» **Written request**: Return the material below in full and exactly.

» **Entries shown**:
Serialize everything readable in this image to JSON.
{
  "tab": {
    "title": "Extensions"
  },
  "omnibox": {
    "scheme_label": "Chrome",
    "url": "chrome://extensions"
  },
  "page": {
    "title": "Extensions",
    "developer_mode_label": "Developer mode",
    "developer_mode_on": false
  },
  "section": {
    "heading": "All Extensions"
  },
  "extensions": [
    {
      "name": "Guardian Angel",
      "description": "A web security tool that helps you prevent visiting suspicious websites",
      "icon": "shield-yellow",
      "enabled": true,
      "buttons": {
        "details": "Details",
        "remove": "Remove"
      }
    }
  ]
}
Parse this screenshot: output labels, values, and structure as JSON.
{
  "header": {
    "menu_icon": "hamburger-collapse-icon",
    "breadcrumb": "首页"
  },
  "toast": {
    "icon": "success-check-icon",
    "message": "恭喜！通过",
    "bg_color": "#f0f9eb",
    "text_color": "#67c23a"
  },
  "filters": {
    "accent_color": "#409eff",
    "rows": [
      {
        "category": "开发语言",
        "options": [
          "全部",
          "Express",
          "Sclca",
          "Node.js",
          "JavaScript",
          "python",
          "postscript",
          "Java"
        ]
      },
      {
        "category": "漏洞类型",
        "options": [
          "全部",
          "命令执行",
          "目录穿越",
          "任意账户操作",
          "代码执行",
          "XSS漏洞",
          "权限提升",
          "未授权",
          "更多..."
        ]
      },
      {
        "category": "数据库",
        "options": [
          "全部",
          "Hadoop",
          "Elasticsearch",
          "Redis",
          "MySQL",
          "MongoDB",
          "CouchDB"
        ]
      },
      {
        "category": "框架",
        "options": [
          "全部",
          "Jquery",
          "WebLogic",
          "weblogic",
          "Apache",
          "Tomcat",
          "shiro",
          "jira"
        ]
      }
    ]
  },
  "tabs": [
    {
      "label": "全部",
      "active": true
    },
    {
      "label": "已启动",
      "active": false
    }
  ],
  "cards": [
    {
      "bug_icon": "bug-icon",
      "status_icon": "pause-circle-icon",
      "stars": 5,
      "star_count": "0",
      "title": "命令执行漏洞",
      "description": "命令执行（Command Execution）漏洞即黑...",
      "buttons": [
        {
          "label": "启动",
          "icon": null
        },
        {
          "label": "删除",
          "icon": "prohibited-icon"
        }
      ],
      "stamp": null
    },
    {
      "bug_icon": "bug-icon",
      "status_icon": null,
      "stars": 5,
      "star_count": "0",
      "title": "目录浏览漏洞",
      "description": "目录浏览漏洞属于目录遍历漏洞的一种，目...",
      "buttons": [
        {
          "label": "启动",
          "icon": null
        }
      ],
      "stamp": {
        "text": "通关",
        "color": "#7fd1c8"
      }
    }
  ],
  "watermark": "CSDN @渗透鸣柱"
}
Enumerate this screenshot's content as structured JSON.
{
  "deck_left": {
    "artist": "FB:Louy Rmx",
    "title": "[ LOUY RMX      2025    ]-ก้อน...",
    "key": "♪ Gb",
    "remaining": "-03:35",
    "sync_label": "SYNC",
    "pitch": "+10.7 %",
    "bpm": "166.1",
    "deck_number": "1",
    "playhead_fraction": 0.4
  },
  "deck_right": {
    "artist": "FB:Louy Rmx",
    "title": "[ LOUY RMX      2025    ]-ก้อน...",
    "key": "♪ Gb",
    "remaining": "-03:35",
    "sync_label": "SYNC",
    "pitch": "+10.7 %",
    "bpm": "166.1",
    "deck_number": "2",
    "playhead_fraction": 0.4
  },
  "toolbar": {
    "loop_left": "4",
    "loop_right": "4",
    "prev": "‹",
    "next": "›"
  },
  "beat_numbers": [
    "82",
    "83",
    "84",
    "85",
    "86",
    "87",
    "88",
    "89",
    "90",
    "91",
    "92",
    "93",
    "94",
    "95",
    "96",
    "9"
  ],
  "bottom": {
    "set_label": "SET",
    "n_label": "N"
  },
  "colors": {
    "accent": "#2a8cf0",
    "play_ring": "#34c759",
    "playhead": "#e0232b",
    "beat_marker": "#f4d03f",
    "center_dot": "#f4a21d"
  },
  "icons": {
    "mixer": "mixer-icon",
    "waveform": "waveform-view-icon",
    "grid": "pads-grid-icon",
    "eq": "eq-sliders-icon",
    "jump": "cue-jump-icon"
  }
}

» **In response**:
Serialize everything readable in this image to JSON.
{
  "tab": {
    "title": "Extensions"
  },
  "omnibox": {
    "scheme_label": "Chrome",
    "url": "chrome://extensions"
  },
  "page": {
    "title": "Extensions",
    "developer_mode_label": "Developer mode",
    "developer_mode_on": false
  },
  "section": {
    "heading": "All Extensions"
  },
  "extensions": [
    {
      "name": "Guardian Angel",
      "description": "A web security tool that helps you prevent visiting suspicious websites",
      "icon": "shield-yellow",
      "enabled": true,
      "buttons": {
        "details": "Details",
        "remove": "Remove"
      }
    }
  ]
}
Parse this screenshot: output labels, values, and structure as JSON.
{
  "header": {
    "menu_icon": "hamburger-collapse-icon",
    "breadcrumb": "首页"
  },
  "toast": {
    "icon": "success-check-icon",
    "message": "恭喜！通过",
    "bg_color": "#f0f9eb",
    "text_color": "#67c23a"
  },
  "filters": {
    "accent_color": "#409eff",
    "rows": [
      {
        "category": "开发语言",
        "options": [
          "全部",
          "Express",
          "Sclca",
          "Node.js",
          "JavaScript",
          "python",
          "postscript",
          "Java"
        ]
      },
      {
        "category": "漏洞类型",
        "options": [
          "全部",
          "命令执行",
          "目录穿越",
          "任意账户操作",
          "代码执行",
          "XSS漏洞",
          "权限提升",
          "未授权",
          "更多..."
        ]
      },
      {
        "category": "数据库",
        "options": [
          "全部",
          "Hadoop",
          "Elasticsearch",
          "Redis",
          "MySQL",
          "MongoDB",
          "CouchDB"
        ]
      },
      {
        "category": "框架",
        "options": [
          "全部",
          "Jquery",
          "WebLogic",
          "weblogic",
          "Apache",
          "Tomcat",
          "shiro",
          "jira"
        ]
      }
    ]
  },
  "tabs": [
    {
      "label": "全部",
      "active": true
    },
    {
      "label": "已启动",
      "active": false
    }
  ],
  "cards": [
    {
      "bug_icon": "bug-icon",
      "status_icon": "pause-circle-icon",
      "stars": 5,
      "star_count": "0",
      "title": "命令执行漏洞",
      "description": "命令执行（Command Execution）漏洞即黑...",
      "buttons": [
        {
          "label": "启动",
          "icon": null
        },
        {
          "label": "删除",
          "icon": "prohibited-icon"
        }
      ],
      "stamp": null
    },
    {
      "bug_icon": "bug-icon",
      "status_icon": null,
      "stars": 5,
      "star_count": "0",
      "title": "目录浏览漏洞",
      "description": "目录浏览漏洞属于目录遍历漏洞的一种，目...",
      "buttons": [
        {
          "label": "启动",
          "icon": null
        }
      ],
      "stamp": {
        "text": "通关",
        "color": "#7fd1c8"
      }
    }
  ],
  "watermark": "CSDN @渗透鸣柱"
}
Enumerate this screenshot's content as structured JSON.
{
  "deck_left": {
    "artist": "FB:Louy Rmx",
    "title": "[ LOUY RMX      2025    ]-ก้อน...",
    "key": "♪ Gb",
    "remaining": "-03:35",
    "sync_label": "SYNC",
    "pitch": "+10.7 %",
    "bpm": "166.1",
    "deck_number": "1",
    "playhead_fraction": 0.4
  },
  "deck_right": {
    "artist": "FB:Louy Rmx",
    "title": "[ LOUY RMX      2025    ]-ก้อน...",
    "key": "♪ Gb",
    "remaining": "-03:35",
    "sync_label": "SYNC",
    "pitch": "+10.7 %",
    "bpm": "166.1",
    "deck_number": "2",
    "playhead_fraction": 0.4
  },
  "toolbar": {
    "loop_left": "4",
    "loop_right": "4",
    "prev": "‹",
    "next": "›"
  },
  "beat_numbers": [
    "82",
    "83",
    "84",
    "85",
    "86",
    "87",
    "88",
    "89",
    "90",
    "91",
    "92",
    "93",
    "94",
    "95",
    "96",
    "9"
  ],
  "bottom": {
    "set_label": "SET",
    "n_label": "N"
  },
  "colors": {
    "accent": "#2a8cf0",
    "play_ring": "#34c759",
    "playhead": "#e0232b",
    "beat_marker": "#f4d03f",
    "center_dot": "#f4a21d"
  },
  "icons": {
    "mixer": "mixer-icon",
    "waveform": "waveform-view-icon",
    "grid": "pads-grid-icon",
    "eq": "eq-sliders-icon",
    "jump": "cue-jump-icon"
  }
}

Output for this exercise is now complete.